Figure contents as structured data:
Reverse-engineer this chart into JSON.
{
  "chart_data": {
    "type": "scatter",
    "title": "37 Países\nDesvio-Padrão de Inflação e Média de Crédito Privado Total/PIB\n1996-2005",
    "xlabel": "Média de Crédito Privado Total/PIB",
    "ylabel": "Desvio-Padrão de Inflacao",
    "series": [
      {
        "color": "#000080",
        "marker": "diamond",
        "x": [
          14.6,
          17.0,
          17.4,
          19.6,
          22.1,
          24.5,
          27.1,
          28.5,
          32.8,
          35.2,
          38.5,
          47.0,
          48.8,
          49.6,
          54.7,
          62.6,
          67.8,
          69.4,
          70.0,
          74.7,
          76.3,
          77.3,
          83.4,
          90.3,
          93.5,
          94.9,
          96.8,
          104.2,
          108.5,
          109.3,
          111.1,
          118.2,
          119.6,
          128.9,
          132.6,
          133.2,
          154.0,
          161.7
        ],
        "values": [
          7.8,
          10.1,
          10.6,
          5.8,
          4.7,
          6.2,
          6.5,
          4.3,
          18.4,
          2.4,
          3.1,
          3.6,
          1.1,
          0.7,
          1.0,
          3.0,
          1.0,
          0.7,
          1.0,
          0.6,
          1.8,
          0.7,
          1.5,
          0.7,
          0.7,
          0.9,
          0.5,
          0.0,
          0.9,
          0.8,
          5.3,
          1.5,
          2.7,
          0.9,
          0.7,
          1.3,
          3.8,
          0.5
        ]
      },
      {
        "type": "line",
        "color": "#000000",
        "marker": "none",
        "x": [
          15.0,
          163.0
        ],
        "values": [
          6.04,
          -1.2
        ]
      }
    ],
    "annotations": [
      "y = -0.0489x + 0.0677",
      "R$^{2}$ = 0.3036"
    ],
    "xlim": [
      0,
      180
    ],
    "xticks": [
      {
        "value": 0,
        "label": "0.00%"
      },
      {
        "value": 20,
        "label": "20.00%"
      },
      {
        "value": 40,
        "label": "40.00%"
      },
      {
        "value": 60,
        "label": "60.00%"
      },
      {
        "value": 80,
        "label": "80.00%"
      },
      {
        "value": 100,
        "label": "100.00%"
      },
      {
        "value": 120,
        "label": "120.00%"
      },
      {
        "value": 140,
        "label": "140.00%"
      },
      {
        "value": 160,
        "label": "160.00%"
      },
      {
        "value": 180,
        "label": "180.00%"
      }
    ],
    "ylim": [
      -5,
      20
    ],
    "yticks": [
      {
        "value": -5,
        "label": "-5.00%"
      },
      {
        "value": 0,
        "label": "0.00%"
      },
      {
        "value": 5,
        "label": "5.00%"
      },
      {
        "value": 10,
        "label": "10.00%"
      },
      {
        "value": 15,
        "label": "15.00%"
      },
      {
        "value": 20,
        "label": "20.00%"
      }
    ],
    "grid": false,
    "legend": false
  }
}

▶ **Objective**
Work out how many lines of the listing above include "Total". Answer with the number and nothing more.

▶ **The output**
2